Exercise objective
Write out all of the records precisely. Skip anything that is a picture.

Input records
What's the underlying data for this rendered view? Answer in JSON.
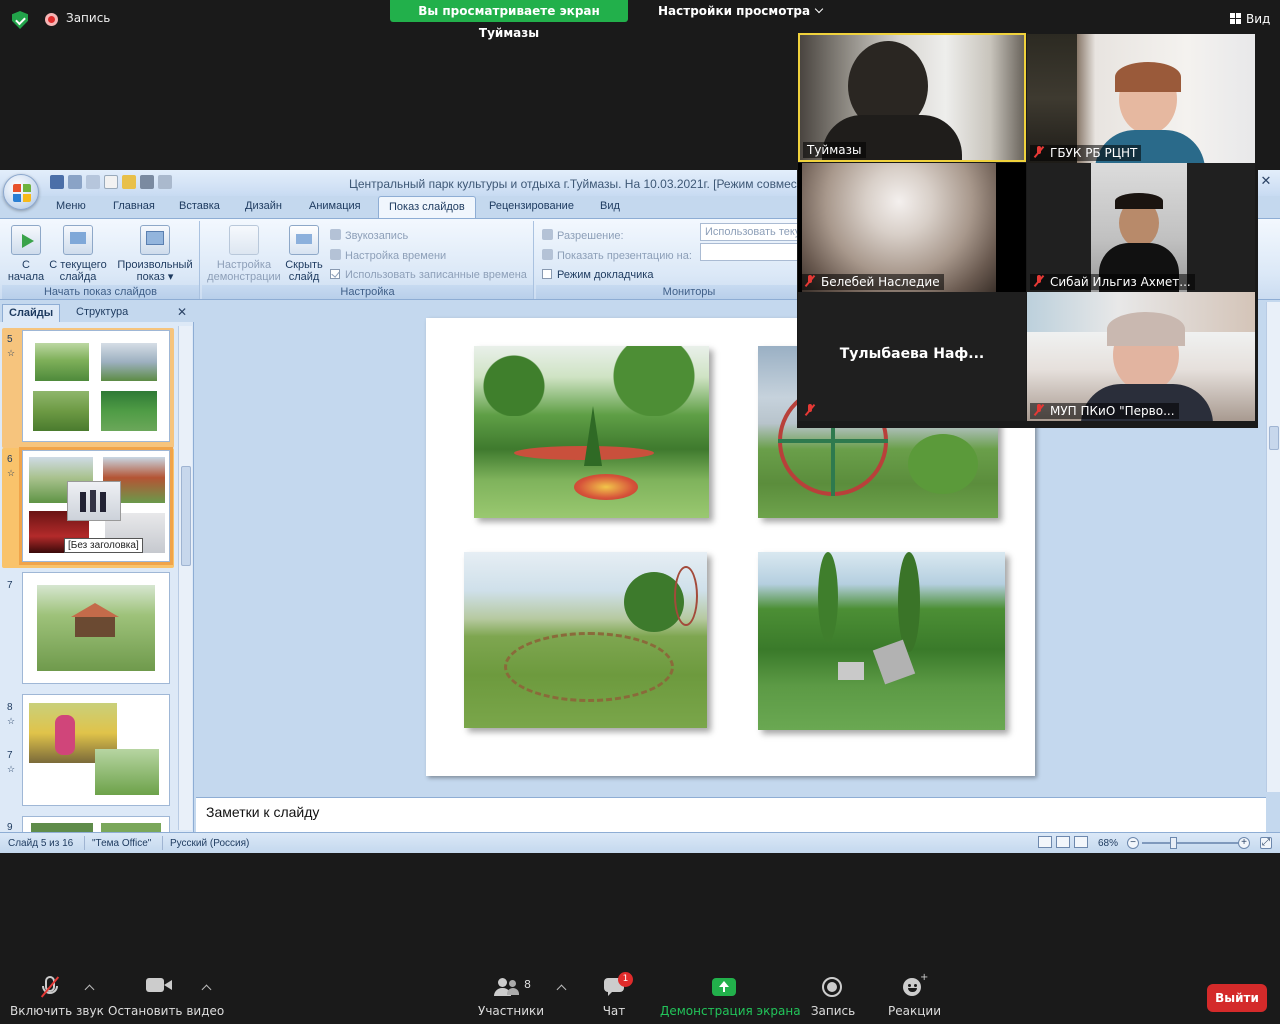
{
  "zoom_top": {
    "record_label": "Запись",
    "viewing_banner": "Вы просматриваете экран Туймазы",
    "view_settings": "Настройки просмотра",
    "view_button": "Вид",
    "colors": {
      "banner": "#22b04b",
      "record": "#e02b2b"
    }
  },
  "ppt": {
    "window_title": "Центральный парк культуры и отдыха г.Туймазы. На 10.03.2021г. [Режим совместимо",
    "tabs": [
      "Меню",
      "Главная",
      "Вставка",
      "Дизайн",
      "Анимация",
      "Показ слайдов",
      "Рецензирование",
      "Вид"
    ],
    "active_tab": "Показ слайдов",
    "ribbon": {
      "group_start": {
        "label": "Начать показ слайдов",
        "btn_from_start": [
          "С",
          "начала"
        ],
        "btn_from_current": [
          "С текущего",
          "слайда"
        ],
        "btn_custom": [
          "Произвольный",
          "показ ▾"
        ]
      },
      "group_setup": {
        "label": "Настройка",
        "btn_setup": [
          "Настройка",
          "демонстрации"
        ],
        "btn_hide": [
          "Скрыть",
          "слайд"
        ],
        "sound": "Звукозапись",
        "timing": "Настройка времени",
        "use_timings": "Использовать записанные времена"
      },
      "group_monitors": {
        "label": "Мониторы",
        "resolution": "Разрешение:",
        "show_on": "Показать презентацию на:",
        "presenter_mode": "Режим докладчика",
        "resolution_value": "Использовать текущ"
      }
    },
    "pane": {
      "tab_slides": "Слайды",
      "tab_outline": "Структура",
      "thumbs": [
        {
          "num": "5"
        },
        {
          "num": "6"
        },
        {
          "num": "7"
        },
        {
          "num": "8"
        },
        {
          "num": "9"
        }
      ],
      "tooltip": "[Без заголовка]"
    },
    "notes_placeholder": "Заметки к слайду",
    "status": {
      "slide": "Слайд 5 из 16",
      "theme": "\"Тема Office\"",
      "language": "Русский (Россия)",
      "zoom": "68%"
    }
  },
  "gallery": {
    "tiles": [
      {
        "name": "Туймазы",
        "muted": false,
        "active": true
      },
      {
        "name": "ГБУК РБ РЦНТ",
        "muted": true,
        "active": false
      },
      {
        "name": "Белебей Наследие",
        "muted": true,
        "active": false
      },
      {
        "name": "Сибай Ильгиз Ахмет...",
        "muted": true,
        "active": false
      },
      {
        "name": "Тулыбаева  Наф...",
        "muted": true,
        "active": false,
        "video_off": true
      },
      {
        "name": "МУП ПКиО \"Перво...",
        "muted": true,
        "active": false
      }
    ]
  },
  "zoom_bottom": {
    "unmute": "Включить звук",
    "stop_video": "Остановить видео",
    "participants": "Участники",
    "participants_count": "8",
    "chat": "Чат",
    "chat_badge": "1",
    "share": "Демонстрация экрана",
    "record": "Запись",
    "reactions": "Реакции",
    "leave": "Выйти",
    "colors": {
      "share": "#22b04b",
      "leave": "#d42a2a"
    }
  }
}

Solution to this task
What's the underlying data for this rendered view? Answer in JSON.
{
  "zoom_top": {
    "record_label": "Запись",
    "viewing_banner": "Вы просматриваете экран Туймазы",
    "view_settings": "Настройки просмотра",
    "view_button": "Вид",
    "colors": {
      "banner": "#22b04b",
      "record": "#e02b2b"
    }
  },
  "ppt": {
    "window_title": "Центральный парк культуры и отдыха г.Туймазы. На 10.03.2021г. [Режим совместимо",
    "tabs": [
      "Меню",
      "Главная",
      "Вставка",
      "Дизайн",
      "Анимация",
      "Показ слайдов",
      "Рецензирование",
      "Вид"
    ],
    "active_tab": "Показ слайдов",
    "ribbon": {
      "group_start": {
        "label": "Начать показ слайдов",
        "btn_from_start": [
          "С",
          "начала"
        ],
        "btn_from_current": [
          "С текущего",
          "слайда"
        ],
        "btn_custom": [
          "Произвольный",
          "показ ▾"
        ]
      },
      "group_setup": {
        "label": "Настройка",
        "btn_setup": [
          "Настройка",
          "демонстрации"
        ],
        "btn_hide": [
          "Скрыть",
          "слайд"
        ],
        "sound": "Звукозапись",
        "timing": "Настройка времени",
        "use_timings": "Использовать записанные времена"
      },
      "group_monitors": {
        "label": "Мониторы",
        "resolution": "Разрешение:",
        "show_on": "Показать презентацию на:",
        "presenter_mode": "Режим докладчика",
        "resolution_value": "Использовать текущ"
      }
    },
    "pane": {
      "tab_slides": "Слайды",
      "tab_outline": "Структура",
      "thumbs": [
        {
          "num": "5"
        },
        {
          "num": "6"
        },
        {
          "num": "7"
        },
        {
          "num": "8"
        },
        {
          "num": "9"
        }
      ],
      "tooltip": "[Без заголовка]"
    },
    "notes_placeholder": "Заметки к слайду",
    "status": {
      "slide": "Слайд 5 из 16",
      "theme": "\"Тема Office\"",
      "language": "Русский (Россия)",
      "zoom": "68%"
    }
  },
  "gallery": {
    "tiles": [
      {
        "name": "Туймазы",
        "muted": false,
        "active": true
      },
      {
        "name": "ГБУК РБ РЦНТ",
        "muted": true,
        "active": false
      },
      {
        "name": "Белебей Наследие",
        "muted": true,
        "active": false
      },
      {
        "name": "Сибай Ильгиз Ахмет...",
        "muted": true,
        "active": false
      },
      {
        "name": "Тулыбаева  Наф...",
        "muted": true,
        "active": false,
        "video_off": true
      },
      {
        "name": "МУП ПКиО \"Перво...",
        "muted": true,
        "active": false
      }
    ]
  },
  "zoom_bottom": {
    "unmute": "Включить звук",
    "stop_video": "Остановить видео",
    "participants": "Участники",
    "participants_count": "8",
    "chat": "Чат",
    "chat_badge": "1",
    "share": "Демонстрация экрана",
    "record": "Запись",
    "reactions": "Реакции",
    "leave": "Выйти",
    "colors": {
      "share": "#22b04b",
      "leave": "#d42a2a"
    }
  }
}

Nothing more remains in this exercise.